[Task prompt]: For each line that holds "duration", copy the line out.

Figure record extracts
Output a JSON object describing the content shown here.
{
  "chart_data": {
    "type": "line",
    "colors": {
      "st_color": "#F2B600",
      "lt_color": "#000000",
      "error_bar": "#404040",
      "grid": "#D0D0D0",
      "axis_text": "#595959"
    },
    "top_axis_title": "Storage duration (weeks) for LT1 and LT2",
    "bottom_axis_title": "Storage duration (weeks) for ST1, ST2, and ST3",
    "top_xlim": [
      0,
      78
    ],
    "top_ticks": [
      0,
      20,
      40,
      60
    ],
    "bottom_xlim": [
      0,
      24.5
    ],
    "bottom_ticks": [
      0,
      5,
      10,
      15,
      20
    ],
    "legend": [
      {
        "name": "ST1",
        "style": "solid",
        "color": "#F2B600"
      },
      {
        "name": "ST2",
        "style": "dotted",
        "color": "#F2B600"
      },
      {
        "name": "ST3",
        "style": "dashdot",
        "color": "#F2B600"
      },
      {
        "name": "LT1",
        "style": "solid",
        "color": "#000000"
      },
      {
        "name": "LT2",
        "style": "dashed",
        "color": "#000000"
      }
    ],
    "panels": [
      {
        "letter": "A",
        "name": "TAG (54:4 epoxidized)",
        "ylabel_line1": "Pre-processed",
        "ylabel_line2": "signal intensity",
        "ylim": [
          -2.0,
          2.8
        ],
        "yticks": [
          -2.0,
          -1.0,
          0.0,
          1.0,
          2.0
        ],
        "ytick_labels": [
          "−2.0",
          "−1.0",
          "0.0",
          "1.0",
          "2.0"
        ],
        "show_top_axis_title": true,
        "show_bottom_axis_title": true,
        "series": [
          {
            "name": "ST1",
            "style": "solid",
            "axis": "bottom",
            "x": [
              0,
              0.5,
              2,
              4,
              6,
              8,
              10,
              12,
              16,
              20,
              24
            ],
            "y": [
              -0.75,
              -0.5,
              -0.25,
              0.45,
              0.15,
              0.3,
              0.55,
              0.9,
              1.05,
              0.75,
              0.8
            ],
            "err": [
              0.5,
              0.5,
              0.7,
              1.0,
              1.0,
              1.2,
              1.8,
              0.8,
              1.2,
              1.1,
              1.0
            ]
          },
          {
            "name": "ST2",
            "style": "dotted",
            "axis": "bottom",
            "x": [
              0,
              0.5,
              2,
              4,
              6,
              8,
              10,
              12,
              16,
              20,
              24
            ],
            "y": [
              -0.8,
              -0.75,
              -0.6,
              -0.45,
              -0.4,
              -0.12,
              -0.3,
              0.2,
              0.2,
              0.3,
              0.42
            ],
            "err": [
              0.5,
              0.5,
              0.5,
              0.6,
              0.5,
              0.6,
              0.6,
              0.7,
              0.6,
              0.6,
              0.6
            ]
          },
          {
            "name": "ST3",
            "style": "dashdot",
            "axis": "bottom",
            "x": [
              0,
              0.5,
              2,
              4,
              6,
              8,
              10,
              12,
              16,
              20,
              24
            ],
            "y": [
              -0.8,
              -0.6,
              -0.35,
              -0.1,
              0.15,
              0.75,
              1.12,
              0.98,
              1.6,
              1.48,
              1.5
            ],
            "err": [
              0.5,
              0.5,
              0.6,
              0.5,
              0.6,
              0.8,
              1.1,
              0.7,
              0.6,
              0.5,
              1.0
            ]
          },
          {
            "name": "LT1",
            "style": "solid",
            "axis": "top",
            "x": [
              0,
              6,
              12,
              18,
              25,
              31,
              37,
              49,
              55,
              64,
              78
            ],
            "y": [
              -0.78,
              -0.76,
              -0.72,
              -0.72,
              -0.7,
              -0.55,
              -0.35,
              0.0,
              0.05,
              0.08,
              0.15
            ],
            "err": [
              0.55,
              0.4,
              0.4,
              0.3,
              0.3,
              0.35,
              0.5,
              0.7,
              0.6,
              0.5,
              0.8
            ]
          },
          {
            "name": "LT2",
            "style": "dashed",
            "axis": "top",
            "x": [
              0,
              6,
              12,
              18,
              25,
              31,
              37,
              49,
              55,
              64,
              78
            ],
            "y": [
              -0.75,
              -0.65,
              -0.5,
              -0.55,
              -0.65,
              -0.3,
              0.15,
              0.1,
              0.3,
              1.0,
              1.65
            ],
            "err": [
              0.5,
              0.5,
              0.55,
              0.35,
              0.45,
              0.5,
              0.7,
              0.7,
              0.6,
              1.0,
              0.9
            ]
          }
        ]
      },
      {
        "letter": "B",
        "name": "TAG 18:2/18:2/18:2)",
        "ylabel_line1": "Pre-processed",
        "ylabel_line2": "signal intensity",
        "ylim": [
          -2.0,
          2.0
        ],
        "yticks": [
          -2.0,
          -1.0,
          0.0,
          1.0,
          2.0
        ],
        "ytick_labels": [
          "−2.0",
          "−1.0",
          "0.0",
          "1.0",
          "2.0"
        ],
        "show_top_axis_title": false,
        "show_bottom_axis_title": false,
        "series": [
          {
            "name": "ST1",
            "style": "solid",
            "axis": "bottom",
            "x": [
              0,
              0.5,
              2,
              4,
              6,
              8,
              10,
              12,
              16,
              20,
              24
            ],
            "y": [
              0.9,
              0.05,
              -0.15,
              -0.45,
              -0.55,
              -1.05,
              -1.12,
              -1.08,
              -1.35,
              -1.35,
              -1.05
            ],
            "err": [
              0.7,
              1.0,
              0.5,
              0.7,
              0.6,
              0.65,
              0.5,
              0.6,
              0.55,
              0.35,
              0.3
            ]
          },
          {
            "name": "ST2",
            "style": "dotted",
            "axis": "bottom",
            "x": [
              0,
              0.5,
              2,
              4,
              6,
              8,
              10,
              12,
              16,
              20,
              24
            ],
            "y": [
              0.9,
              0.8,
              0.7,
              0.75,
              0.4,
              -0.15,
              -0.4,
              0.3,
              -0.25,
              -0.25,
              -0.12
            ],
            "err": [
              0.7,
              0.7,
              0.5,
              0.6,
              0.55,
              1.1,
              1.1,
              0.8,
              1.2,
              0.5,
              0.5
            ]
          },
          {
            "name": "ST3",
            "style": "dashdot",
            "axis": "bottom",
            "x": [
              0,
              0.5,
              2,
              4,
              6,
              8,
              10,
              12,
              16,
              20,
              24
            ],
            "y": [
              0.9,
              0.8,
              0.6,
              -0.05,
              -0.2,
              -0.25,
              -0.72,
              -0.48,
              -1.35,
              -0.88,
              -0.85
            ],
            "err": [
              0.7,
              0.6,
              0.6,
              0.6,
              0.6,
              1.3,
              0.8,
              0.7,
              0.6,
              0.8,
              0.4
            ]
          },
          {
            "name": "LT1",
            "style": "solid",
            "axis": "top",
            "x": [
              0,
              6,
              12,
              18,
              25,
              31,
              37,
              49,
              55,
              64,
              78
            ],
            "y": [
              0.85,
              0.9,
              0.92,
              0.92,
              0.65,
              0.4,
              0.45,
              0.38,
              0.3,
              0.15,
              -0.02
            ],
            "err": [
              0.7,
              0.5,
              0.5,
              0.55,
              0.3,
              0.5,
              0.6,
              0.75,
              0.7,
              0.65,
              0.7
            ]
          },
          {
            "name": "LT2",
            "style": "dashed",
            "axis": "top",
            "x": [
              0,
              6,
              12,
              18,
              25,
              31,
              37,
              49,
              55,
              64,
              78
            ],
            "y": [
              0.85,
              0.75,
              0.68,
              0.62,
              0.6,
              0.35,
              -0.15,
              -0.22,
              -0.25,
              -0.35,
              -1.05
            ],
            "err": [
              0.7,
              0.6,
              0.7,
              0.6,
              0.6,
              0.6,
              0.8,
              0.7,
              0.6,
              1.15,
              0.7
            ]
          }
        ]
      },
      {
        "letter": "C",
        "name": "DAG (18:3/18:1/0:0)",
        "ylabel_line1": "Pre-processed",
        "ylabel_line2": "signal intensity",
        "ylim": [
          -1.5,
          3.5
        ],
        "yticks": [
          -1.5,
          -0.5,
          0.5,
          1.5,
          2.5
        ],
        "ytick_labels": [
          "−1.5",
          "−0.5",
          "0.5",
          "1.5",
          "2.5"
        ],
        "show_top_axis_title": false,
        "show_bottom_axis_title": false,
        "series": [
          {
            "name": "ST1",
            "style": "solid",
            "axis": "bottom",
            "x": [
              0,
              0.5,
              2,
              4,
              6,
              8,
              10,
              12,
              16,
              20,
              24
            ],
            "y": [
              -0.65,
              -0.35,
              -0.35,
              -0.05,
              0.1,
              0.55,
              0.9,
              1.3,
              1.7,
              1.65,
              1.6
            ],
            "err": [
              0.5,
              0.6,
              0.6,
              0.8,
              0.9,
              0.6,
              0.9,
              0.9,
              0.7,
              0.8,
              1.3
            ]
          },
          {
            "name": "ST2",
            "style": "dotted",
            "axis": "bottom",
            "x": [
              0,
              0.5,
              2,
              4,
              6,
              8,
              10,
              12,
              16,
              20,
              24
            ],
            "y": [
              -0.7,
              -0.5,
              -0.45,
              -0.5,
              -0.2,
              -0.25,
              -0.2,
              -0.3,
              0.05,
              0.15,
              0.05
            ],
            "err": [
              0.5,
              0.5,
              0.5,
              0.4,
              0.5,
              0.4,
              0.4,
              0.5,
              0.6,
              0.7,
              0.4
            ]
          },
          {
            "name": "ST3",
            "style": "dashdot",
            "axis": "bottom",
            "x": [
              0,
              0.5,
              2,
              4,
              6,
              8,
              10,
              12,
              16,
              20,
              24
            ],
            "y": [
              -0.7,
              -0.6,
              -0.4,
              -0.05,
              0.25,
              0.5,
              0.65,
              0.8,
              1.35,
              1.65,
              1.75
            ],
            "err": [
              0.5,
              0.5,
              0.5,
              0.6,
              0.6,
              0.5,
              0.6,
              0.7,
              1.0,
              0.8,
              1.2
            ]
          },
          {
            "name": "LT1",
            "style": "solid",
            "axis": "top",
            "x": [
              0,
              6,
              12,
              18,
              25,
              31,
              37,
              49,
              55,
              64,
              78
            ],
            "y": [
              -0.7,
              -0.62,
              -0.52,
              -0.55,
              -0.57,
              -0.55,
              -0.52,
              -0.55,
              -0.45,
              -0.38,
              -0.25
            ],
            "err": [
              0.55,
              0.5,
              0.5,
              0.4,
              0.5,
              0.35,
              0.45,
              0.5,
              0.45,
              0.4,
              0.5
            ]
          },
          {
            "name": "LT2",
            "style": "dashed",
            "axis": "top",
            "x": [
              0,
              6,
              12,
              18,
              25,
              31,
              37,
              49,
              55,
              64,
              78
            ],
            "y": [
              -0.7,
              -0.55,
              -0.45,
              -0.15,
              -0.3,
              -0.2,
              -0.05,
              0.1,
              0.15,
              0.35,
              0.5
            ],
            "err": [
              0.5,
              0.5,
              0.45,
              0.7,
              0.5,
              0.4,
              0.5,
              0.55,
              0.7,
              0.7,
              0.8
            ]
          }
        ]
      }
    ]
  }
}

[Output for this task]:
    "top_axis_title": "Storage duration (weeks) for LT1 and LT2",
    "bottom_axis_title": "Storage duration (weeks) for ST1, ST2, and ST3",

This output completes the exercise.